Problem:
Every record below is to be retyped exactly.

Extracted records:
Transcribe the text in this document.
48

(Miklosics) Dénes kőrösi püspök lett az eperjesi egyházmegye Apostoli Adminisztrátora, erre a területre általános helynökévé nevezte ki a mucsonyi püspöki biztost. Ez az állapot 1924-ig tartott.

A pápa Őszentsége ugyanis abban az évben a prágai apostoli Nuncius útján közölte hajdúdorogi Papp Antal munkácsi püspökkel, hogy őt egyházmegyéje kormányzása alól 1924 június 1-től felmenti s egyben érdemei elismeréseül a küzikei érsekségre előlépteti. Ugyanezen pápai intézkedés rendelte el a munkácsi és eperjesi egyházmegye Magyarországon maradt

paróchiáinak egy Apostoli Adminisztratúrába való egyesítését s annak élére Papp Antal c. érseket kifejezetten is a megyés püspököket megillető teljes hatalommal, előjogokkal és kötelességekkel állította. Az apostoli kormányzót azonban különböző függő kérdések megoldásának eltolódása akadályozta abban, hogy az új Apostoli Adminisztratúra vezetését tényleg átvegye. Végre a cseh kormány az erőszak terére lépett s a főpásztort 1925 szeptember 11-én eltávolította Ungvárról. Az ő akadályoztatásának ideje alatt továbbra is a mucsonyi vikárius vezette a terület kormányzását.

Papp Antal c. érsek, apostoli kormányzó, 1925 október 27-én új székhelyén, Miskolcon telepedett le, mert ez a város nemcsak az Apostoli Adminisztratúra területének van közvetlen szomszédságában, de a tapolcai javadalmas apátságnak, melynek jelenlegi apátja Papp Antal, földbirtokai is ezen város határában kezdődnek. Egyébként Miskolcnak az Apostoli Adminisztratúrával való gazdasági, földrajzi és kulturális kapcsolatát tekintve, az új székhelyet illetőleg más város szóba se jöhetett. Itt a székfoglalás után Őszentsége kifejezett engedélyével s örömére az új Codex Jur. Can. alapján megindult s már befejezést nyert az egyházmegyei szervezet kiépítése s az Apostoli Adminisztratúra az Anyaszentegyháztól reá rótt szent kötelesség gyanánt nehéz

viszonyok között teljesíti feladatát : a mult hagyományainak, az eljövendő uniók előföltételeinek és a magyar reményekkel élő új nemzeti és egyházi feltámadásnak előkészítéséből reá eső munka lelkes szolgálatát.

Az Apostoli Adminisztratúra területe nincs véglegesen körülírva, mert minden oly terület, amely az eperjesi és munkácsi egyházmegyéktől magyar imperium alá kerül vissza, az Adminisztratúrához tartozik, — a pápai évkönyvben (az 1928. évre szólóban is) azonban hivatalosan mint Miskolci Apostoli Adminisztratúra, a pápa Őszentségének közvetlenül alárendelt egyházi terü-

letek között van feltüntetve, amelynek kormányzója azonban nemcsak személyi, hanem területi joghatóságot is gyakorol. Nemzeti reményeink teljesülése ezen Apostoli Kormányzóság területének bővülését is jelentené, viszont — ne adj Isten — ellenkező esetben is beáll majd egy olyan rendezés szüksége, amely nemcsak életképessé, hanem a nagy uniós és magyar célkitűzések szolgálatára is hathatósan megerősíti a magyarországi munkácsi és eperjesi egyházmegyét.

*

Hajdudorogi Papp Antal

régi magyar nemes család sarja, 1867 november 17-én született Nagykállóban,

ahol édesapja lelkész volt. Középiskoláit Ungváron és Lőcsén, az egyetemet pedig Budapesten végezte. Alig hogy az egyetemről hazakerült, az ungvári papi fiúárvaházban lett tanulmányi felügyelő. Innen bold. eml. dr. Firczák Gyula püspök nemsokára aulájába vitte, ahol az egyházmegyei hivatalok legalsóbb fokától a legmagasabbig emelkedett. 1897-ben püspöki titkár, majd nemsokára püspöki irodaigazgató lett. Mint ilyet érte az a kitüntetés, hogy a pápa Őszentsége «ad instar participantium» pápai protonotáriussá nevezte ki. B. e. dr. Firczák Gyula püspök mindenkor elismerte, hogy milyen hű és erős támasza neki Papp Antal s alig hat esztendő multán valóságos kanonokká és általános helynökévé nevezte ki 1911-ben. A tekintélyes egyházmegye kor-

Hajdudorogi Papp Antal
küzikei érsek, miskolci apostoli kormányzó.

Full answer:
Transcribe the text in this document.
48

(Miklosics) Dénes kőrösi püspök lett az eperjesi egyházmegye Apostoli Adminisztrátora, erre a területre általános helynökévé nevezte ki a mucsonyi püspöki biztost. Ez az állapot 1924-ig tartott.

A pápa Őszentsége ugyanis abban az évben a prágai apostoli Nuncius útján közölte hajdúdorogi Papp Antal munkácsi püspökkel, hogy őt egyházmegyéje kormányzása alól 1924 június 1-től felmenti s egyben érdemei elismeréseül a küzikei érsekségre előlépteti. Ugyanezen pápai intézkedés rendelte el a munkácsi és eperjesi egyházmegye Magyarországon maradt

paróchiáinak egy Apostoli Adminisztratúrába való egyesítését s annak élére Papp Antal c. érseket kifejezetten is a megyés püspököket megillető teljes hatalommal, előjogokkal és kötelességekkel állította. Az apostoli kormányzót azonban különböző függő kérdések megoldásának eltolódása akadályozta abban, hogy az új Apostoli Adminisztratúra vezetését tényleg átvegye. Végre a cseh kormány az erőszak terére lépett s a főpásztort 1925 szeptember 11-én eltávolította Ungvárról. Az ő akadályoztatásának ideje alatt továbbra is a mucsonyi vikárius vezette a terület kormányzását.

Papp Antal c. érsek, apostoli kormányzó, 1925 október 27-én új székhelyén, Miskolcon telepedett le, mert ez a város nemcsak az Apostoli Adminisztratúra területének van közvetlen szomszédságában, de a tapolcai javadalmas apátságnak, melynek jelenlegi apátja Papp Antal, földbirtokai is ezen város határában kezdődnek. Egyébként Miskolcnak az Apostoli Adminisztratúrával való gazdasági, földrajzi és kulturális kapcsolatát tekintve, az új székhelyet illetőleg más város szóba se jöhetett. Itt a székfoglalás után Őszentsége kifejezett engedélyével s örömére az új Codex Jur. Can. alapján megindult s már befejezést nyert az egyházmegyei szervezet kiépítése s az Apostoli Adminisztratúra az Anyaszentegyháztól reá rótt szent kötelesség gyanánt nehéz

viszonyok között teljesíti feladatát : a mult hagyományainak, az eljövendő uniók előföltételeinek és a magyar reményekkel élő új nemzeti és egyházi feltámadásnak előkészítéséből reá eső munka lelkes szolgálatát.

Az Apostoli Adminisztratúra területe nincs véglegesen körülírva, mert minden oly terület, amely az eperjesi és munkácsi egyházmegyéktől magyar imperium alá kerül vissza, az Adminisztratúrához tartozik, — a pápai évkönyvben (az 1928. évre szólóban is) azonban hivatalosan mint Miskolci Apostoli Adminisztratúra, a pápa Őszentségének közvetlenül alárendelt egyházi terü-

letek között van feltüntetve, amelynek kormányzója azonban nemcsak személyi, hanem területi joghatóságot is gyakorol. Nemzeti reményeink teljesülése ezen Apostoli Kormányzóság területének bővülését is jelentené, viszont — ne adj Isten — ellenkező esetben is beáll majd egy olyan rendezés szüksége, amely nemcsak életképessé, hanem a nagy uniós és magyar célkitűzések szolgálatára is hathatósan megerősíti a magyarországi munkácsi és eperjesi egyházmegyét.

*

Hajdudorogi Papp Antal

régi magyar nemes család sarja, 1867 november 17-én született Nagykállóban,

ahol édesapja lelkész volt. Középiskoláit Ungváron és Lőcsén, az egyetemet pedig Budapesten végezte. Alig hogy az egyetemről hazakerült, az ungvári papi fiúárvaházban lett tanulmányi felügyelő. Innen bold. eml. dr. Firczák Gyula püspök nemsokára aulájába vitte, ahol az egyházmegyei hivatalok legalsóbb fokától a legmagasabbig emelkedett. 1897-ben püspöki titkár, majd nemsokára püspöki irodaigazgató lett. Mint ilyet érte az a kitüntetés, hogy a pápa Őszentsége «ad instar participantium» pápai protonotáriussá nevezte ki. B. e. dr. Firczák Gyula püspök mindenkor elismerte, hogy milyen hű és erős támasza neki Papp Antal s alig hat esztendő multán valóságos kanonokká és általános helynökévé nevezte ki 1911-ben. A tekintélyes egyházmegye kor-

Hajdudorogi Papp Antal
küzikei érsek, miskolci apostoli kormányzó.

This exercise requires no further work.